**Problem to solve**. In the article on IHG's brand plans, substitute "strongest markets" for "star performers" and give the passage between "Europe and China" and "Belgium, and Turkey.", inclusive.

IHG has fewer brands in its portfolio compared to most of its competitors, so adding a couple more makes sense.

InterContinental Hotels Group wants to develop a soft brand as well as a new offering in the luxury space as part of an attempt to grab a larger slice of the hotel market.

The plans follow the unveiling of the company’s new midscale brand Avid Hotels in September. In its third-quarter earnings update, IHG said the new offering had already received more than 50 applications in the first four weeks of franchise sales.

With the launch of Avid out of the way, the company’s chief financial officer, Paul Edgecliff-Johnson, said during a call with analysts that the focus would now turn to working on two new brand propositions.

The soft brand collection space – which lets hotel owners retain some independence while being able to utilize things like a chain’s reservation system – is an area IHG’s competitors have been keen to occupy in recent years.

Edgecliffe-Johnson also believes there is room for a luxury brand positioned above InterContinental Hotels & Resorts.

“Something in the…collection space and something the luxury space are two logical next steps for us,” he said.

Edgecliffe-Johnson would not say whether IHG had shown an interest in licensing the luxury Orient Express brand, which was snapped up earlier this month by acquisition-hungry AccorHotels.

“A lot of owners would like to do more with us, but if they’ve already got an InterContinental in the market, then it’s difficult for us to give them another offering with the current number of brands we’ve got,” he said. “So we think there’s more business that we could do if we had something else in that segment.”

Third-Quarter Results

Europe and China were the star performers in IHG’s third quarter, helping to offset weaker growth in the U.S.

In Europe, revenue per available room, a key hotel industry metric, was up 7.1 percent during the quarter with IHG reporting a bounceback in markets that had previously been affected by terrorism including France, Belgium, and Turkey.

In Greater China, per-room revenue increased by 7.8 percent. IHG put this down to “weak comparables driven by one-off events in tier 2-3 cities in the quarter last year.”

In the U.S., RevPAR only rose by 0.4 percent in the quarter, with hurricanes Harvey and Irma having a mixed impact on the company. Group cancellations hurt the managed side of the business, but those with franchises benefitted from “displacement activity together with the relief and reconstruction efforts.”

**Stored records**.
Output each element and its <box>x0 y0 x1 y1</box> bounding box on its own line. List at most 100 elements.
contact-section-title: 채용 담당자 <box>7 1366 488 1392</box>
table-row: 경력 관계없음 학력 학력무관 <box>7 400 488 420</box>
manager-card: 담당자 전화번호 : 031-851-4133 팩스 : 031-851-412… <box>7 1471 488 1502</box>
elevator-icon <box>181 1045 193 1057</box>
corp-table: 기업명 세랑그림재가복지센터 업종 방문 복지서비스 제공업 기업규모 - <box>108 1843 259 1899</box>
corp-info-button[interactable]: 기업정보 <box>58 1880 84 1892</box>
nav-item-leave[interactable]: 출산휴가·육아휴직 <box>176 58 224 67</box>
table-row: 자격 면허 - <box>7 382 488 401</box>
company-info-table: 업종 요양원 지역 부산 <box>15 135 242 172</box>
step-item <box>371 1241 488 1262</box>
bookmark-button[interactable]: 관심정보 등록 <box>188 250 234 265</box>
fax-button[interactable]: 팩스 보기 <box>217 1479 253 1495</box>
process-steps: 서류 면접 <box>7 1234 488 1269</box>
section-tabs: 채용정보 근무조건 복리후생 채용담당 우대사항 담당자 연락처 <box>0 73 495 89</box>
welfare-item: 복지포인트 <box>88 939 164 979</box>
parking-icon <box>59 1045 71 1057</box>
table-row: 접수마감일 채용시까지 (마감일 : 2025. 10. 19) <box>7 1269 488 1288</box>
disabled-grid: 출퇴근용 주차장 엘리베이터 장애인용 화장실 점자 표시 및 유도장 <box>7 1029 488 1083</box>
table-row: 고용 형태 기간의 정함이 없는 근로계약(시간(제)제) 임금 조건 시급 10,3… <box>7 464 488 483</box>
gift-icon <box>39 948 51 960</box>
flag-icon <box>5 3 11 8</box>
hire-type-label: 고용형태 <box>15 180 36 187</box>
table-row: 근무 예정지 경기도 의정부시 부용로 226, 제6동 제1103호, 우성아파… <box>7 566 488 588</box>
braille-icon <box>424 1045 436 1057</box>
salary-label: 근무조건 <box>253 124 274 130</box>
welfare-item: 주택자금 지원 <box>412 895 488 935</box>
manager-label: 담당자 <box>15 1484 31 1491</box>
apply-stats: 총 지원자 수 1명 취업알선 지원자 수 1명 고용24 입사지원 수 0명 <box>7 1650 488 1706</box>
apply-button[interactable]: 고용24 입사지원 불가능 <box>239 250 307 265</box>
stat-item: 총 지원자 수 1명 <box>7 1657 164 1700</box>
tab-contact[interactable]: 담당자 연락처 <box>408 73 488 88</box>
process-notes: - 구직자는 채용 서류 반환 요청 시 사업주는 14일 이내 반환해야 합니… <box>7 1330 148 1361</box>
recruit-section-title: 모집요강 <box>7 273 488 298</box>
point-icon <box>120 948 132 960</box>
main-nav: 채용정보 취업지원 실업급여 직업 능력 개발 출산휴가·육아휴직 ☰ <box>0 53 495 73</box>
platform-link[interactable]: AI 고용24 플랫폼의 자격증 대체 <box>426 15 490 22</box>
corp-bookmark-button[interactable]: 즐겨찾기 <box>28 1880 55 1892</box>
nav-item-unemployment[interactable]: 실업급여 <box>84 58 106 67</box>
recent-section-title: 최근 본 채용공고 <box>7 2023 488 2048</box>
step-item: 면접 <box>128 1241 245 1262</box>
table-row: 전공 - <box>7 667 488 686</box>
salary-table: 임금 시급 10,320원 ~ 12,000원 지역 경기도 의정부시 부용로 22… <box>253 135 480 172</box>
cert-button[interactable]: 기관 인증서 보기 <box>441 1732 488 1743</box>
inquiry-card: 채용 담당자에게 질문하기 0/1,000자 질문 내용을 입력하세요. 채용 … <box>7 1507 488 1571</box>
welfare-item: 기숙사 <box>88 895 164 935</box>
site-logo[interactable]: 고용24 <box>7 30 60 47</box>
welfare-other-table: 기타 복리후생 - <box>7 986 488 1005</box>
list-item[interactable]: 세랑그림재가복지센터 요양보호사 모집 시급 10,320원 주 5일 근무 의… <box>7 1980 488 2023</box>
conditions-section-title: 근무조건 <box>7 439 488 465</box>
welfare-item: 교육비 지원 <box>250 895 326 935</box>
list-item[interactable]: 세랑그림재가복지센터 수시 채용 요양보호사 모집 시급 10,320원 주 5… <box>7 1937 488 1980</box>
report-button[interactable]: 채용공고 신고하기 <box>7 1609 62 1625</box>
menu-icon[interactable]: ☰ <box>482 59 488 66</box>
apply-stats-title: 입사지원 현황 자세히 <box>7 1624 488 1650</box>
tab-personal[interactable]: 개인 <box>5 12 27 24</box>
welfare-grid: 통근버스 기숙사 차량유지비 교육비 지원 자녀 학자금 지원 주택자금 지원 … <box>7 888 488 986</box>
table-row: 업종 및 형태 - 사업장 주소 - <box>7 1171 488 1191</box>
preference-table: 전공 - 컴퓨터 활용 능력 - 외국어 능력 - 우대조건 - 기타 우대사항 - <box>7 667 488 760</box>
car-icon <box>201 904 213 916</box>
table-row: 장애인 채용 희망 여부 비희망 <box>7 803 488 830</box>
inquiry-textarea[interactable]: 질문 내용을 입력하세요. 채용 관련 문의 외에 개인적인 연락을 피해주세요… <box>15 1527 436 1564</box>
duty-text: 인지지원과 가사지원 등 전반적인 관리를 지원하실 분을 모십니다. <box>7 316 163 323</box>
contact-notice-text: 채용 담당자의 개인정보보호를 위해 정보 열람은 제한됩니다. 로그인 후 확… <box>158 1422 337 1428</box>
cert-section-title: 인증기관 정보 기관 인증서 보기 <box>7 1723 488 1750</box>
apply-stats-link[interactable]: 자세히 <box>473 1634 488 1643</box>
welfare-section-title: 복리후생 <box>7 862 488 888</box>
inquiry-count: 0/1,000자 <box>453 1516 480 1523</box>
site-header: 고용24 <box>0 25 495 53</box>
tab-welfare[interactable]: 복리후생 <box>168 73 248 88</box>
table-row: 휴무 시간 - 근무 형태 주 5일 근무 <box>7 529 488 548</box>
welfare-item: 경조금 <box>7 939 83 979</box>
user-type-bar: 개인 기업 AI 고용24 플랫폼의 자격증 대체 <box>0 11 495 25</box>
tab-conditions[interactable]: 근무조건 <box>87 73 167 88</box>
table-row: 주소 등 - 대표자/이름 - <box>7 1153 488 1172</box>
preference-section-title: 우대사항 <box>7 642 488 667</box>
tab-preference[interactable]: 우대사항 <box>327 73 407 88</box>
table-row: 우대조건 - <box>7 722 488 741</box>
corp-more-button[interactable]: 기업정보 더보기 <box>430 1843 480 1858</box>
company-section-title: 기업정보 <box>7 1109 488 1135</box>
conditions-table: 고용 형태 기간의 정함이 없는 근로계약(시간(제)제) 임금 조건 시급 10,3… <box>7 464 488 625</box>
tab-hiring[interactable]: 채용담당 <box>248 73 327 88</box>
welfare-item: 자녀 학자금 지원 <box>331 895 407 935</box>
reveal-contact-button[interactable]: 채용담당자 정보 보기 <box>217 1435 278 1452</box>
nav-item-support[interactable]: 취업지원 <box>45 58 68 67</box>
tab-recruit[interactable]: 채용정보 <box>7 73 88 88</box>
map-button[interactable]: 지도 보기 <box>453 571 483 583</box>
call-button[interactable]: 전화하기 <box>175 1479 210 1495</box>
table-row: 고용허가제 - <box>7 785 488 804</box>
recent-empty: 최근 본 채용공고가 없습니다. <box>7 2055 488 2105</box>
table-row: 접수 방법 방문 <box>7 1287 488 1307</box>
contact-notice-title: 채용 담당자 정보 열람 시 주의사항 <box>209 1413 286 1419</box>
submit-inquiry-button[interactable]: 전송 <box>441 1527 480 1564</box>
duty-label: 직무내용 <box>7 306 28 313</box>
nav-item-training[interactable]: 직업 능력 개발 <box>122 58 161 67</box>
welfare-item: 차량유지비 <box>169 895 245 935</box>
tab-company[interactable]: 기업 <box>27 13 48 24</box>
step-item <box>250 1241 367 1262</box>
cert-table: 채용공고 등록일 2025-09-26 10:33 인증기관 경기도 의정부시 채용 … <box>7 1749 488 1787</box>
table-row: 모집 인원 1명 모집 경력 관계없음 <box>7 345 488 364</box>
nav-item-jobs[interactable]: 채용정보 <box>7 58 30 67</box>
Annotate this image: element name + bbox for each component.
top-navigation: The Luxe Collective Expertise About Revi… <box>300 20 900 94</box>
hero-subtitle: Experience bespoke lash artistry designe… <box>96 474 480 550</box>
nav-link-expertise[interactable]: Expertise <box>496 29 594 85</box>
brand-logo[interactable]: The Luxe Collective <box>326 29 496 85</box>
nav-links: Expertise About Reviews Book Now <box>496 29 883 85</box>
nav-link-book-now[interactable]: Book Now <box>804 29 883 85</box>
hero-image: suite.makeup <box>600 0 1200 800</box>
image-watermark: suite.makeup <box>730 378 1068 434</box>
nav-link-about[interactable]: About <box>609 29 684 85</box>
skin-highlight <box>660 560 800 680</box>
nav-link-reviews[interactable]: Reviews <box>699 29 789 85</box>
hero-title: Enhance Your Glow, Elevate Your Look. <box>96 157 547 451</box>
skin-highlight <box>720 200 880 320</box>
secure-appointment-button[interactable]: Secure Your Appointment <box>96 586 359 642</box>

**The completed task**.
Europe and China were the strongest markets in IHG’s third quarter, helping to offset weaker growth in the U.S.

In Europe, revenue per available room, a key hotel industry metric, was up 7.1 percent during the quarter with IHG reporting a bounceback in markets that had previously been affected by terrorism including France, Belgium, and Turkey.